--- Exercise prompt ---
Output the material beneath this task exactly, images excluded.

▶

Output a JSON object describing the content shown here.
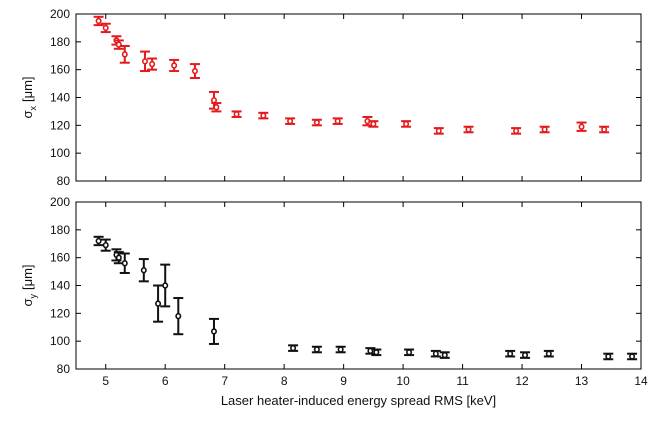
{
  "chart_data": [
    {
      "type": "scatter",
      "error_bars": true,
      "title": "",
      "ylabel_main": "σ",
      "ylabel_sub": "x",
      "ylabel_unit": "[μm]",
      "xlabel": "",
      "xlim": [
        4.5,
        14
      ],
      "ylim": [
        80,
        200
      ],
      "yticks": [
        "80",
        "100",
        "120",
        "140",
        "160",
        "180",
        "200"
      ],
      "xticks_visible": false,
      "grid": false,
      "color": "#e41a1c",
      "series": [
        {
          "points": [
            {
              "x": 4.88,
              "y": 195,
              "err": 3
            },
            {
              "x": 5.0,
              "y": 190,
              "err": 3
            },
            {
              "x": 5.18,
              "y": 181,
              "err": 3
            },
            {
              "x": 5.22,
              "y": 178,
              "err": 3
            },
            {
              "x": 5.32,
              "y": 171,
              "err": 6
            },
            {
              "x": 5.66,
              "y": 166,
              "err": 7
            },
            {
              "x": 5.78,
              "y": 164,
              "err": 4
            },
            {
              "x": 6.15,
              "y": 163,
              "err": 4
            },
            {
              "x": 6.5,
              "y": 159,
              "err": 5
            },
            {
              "x": 6.82,
              "y": 138,
              "err": 6
            },
            {
              "x": 6.86,
              "y": 133,
              "err": 3
            },
            {
              "x": 7.2,
              "y": 128,
              "err": 2
            },
            {
              "x": 7.65,
              "y": 127,
              "err": 2
            },
            {
              "x": 8.1,
              "y": 123,
              "err": 2
            },
            {
              "x": 8.55,
              "y": 122,
              "err": 2
            },
            {
              "x": 8.9,
              "y": 123,
              "err": 2
            },
            {
              "x": 9.4,
              "y": 123,
              "err": 3
            },
            {
              "x": 9.5,
              "y": 121,
              "err": 2
            },
            {
              "x": 10.05,
              "y": 121,
              "err": 2
            },
            {
              "x": 10.6,
              "y": 116,
              "err": 2
            },
            {
              "x": 11.1,
              "y": 117,
              "err": 2
            },
            {
              "x": 11.9,
              "y": 116,
              "err": 2
            },
            {
              "x": 12.38,
              "y": 117,
              "err": 2
            },
            {
              "x": 13.0,
              "y": 119,
              "err": 3
            },
            {
              "x": 13.38,
              "y": 117,
              "err": 2
            }
          ]
        }
      ]
    },
    {
      "type": "scatter",
      "error_bars": true,
      "title": "",
      "ylabel_main": "σ",
      "ylabel_sub": "y",
      "ylabel_unit": "[μm]",
      "xlabel": "Laser heater-induced energy spread RMS  [keV]",
      "xlim": [
        4.5,
        14
      ],
      "ylim": [
        80,
        200
      ],
      "xticks": [
        "5",
        "6",
        "7",
        "8",
        "9",
        "10",
        "11",
        "12",
        "13",
        "14"
      ],
      "yticks": [
        "80",
        "100",
        "120",
        "140",
        "160",
        "180",
        "200"
      ],
      "grid": false,
      "color": "#111111",
      "series": [
        {
          "points": [
            {
              "x": 4.88,
              "y": 172,
              "err": 3
            },
            {
              "x": 5.0,
              "y": 169,
              "err": 4
            },
            {
              "x": 5.18,
              "y": 162,
              "err": 4
            },
            {
              "x": 5.22,
              "y": 160,
              "err": 4
            },
            {
              "x": 5.32,
              "y": 156,
              "err": 7
            },
            {
              "x": 5.64,
              "y": 151,
              "err": 8
            },
            {
              "x": 5.88,
              "y": 127,
              "err": 13
            },
            {
              "x": 6.0,
              "y": 140,
              "err": 15
            },
            {
              "x": 6.22,
              "y": 118,
              "err": 13
            },
            {
              "x": 6.82,
              "y": 107,
              "err": 9
            },
            {
              "x": 8.15,
              "y": 95,
              "err": 2
            },
            {
              "x": 8.55,
              "y": 94,
              "err": 2
            },
            {
              "x": 8.95,
              "y": 94,
              "err": 2
            },
            {
              "x": 9.45,
              "y": 93,
              "err": 2
            },
            {
              "x": 9.55,
              "y": 92,
              "err": 2
            },
            {
              "x": 10.1,
              "y": 92,
              "err": 2
            },
            {
              "x": 10.55,
              "y": 91,
              "err": 2
            },
            {
              "x": 10.7,
              "y": 90,
              "err": 2
            },
            {
              "x": 11.8,
              "y": 91,
              "err": 2
            },
            {
              "x": 12.05,
              "y": 90,
              "err": 2
            },
            {
              "x": 12.45,
              "y": 91,
              "err": 2
            },
            {
              "x": 13.45,
              "y": 89,
              "err": 2
            },
            {
              "x": 13.85,
              "y": 89,
              "err": 2
            }
          ]
        }
      ]
    }
  ]
}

◀

--- Solution to the problem ---
Output a JSON object describing the content shown here.
{
  "chart_data": [
    {
      "type": "scatter",
      "error_bars": true,
      "title": "",
      "ylabel_main": "σ",
      "ylabel_sub": "x",
      "ylabel_unit": "[μm]",
      "xlabel": "",
      "xlim": [
        4.5,
        14
      ],
      "ylim": [
        80,
        200
      ],
      "yticks": [
        "80",
        "100",
        "120",
        "140",
        "160",
        "180",
        "200"
      ],
      "xticks_visible": false,
      "grid": false,
      "color": "#e41a1c",
      "series": [
        {
          "points": [
            {
              "x": 4.88,
              "y": 195,
              "err": 3
            },
            {
              "x": 5.0,
              "y": 190,
              "err": 3
            },
            {
              "x": 5.18,
              "y": 181,
              "err": 3
            },
            {
              "x": 5.22,
              "y": 178,
              "err": 3
            },
            {
              "x": 5.32,
              "y": 171,
              "err": 6
            },
            {
              "x": 5.66,
              "y": 166,
              "err": 7
            },
            {
              "x": 5.78,
              "y": 164,
              "err": 4
            },
            {
              "x": 6.15,
              "y": 163,
              "err": 4
            },
            {
              "x": 6.5,
              "y": 159,
              "err": 5
            },
            {
              "x": 6.82,
              "y": 138,
              "err": 6
            },
            {
              "x": 6.86,
              "y": 133,
              "err": 3
            },
            {
              "x": 7.2,
              "y": 128,
              "err": 2
            },
            {
              "x": 7.65,
              "y": 127,
              "err": 2
            },
            {
              "x": 8.1,
              "y": 123,
              "err": 2
            },
            {
              "x": 8.55,
              "y": 122,
              "err": 2
            },
            {
              "x": 8.9,
              "y": 123,
              "err": 2
            },
            {
              "x": 9.4,
              "y": 123,
              "err": 3
            },
            {
              "x": 9.5,
              "y": 121,
              "err": 2
            },
            {
              "x": 10.05,
              "y": 121,
              "err": 2
            },
            {
              "x": 10.6,
              "y": 116,
              "err": 2
            },
            {
              "x": 11.1,
              "y": 117,
              "err": 2
            },
            {
              "x": 11.9,
              "y": 116,
              "err": 2
            },
            {
              "x": 12.38,
              "y": 117,
              "err": 2
            },
            {
              "x": 13.0,
              "y": 119,
              "err": 3
            },
            {
              "x": 13.38,
              "y": 117,
              "err": 2
            }
          ]
        }
      ]
    },
    {
      "type": "scatter",
      "error_bars": true,
      "title": "",
      "ylabel_main": "σ",
      "ylabel_sub": "y",
      "ylabel_unit": "[μm]",
      "xlabel": "Laser heater-induced energy spread RMS  [keV]",
      "xlim": [
        4.5,
        14
      ],
      "ylim": [
        80,
        200
      ],
      "xticks": [
        "5",
        "6",
        "7",
        "8",
        "9",
        "10",
        "11",
        "12",
        "13",
        "14"
      ],
      "yticks": [
        "80",
        "100",
        "120",
        "140",
        "160",
        "180",
        "200"
      ],
      "grid": false,
      "color": "#111111",
      "series": [
        {
          "points": [
            {
              "x": 4.88,
              "y": 172,
              "err": 3
            },
            {
              "x": 5.0,
              "y": 169,
              "err": 4
            },
            {
              "x": 5.18,
              "y": 162,
              "err": 4
            },
            {
              "x": 5.22,
              "y": 160,
              "err": 4
            },
            {
              "x": 5.32,
              "y": 156,
              "err": 7
            },
            {
              "x": 5.64,
              "y": 151,
              "err": 8
            },
            {
              "x": 5.88,
              "y": 127,
              "err": 13
            },
            {
              "x": 6.0,
              "y": 140,
              "err": 15
            },
            {
              "x": 6.22,
              "y": 118,
              "err": 13
            },
            {
              "x": 6.82,
              "y": 107,
              "err": 9
            },
            {
              "x": 8.15,
              "y": 95,
              "err": 2
            },
            {
              "x": 8.55,
              "y": 94,
              "err": 2
            },
            {
              "x": 8.95,
              "y": 94,
              "err": 2
            },
            {
              "x": 9.45,
              "y": 93,
              "err": 2
            },
            {
              "x": 9.55,
              "y": 92,
              "err": 2
            },
            {
              "x": 10.1,
              "y": 92,
              "err": 2
            },
            {
              "x": 10.55,
              "y": 91,
              "err": 2
            },
            {
              "x": 10.7,
              "y": 90,
              "err": 2
            },
            {
              "x": 11.8,
              "y": 91,
              "err": 2
            },
            {
              "x": 12.05,
              "y": 90,
              "err": 2
            },
            {
              "x": 12.45,
              "y": 91,
              "err": 2
            },
            {
              "x": 13.45,
              "y": 89,
              "err": 2
            },
            {
              "x": 13.85,
              "y": 89,
              "err": 2
            }
          ]
        }
      ]
    }
  ]
}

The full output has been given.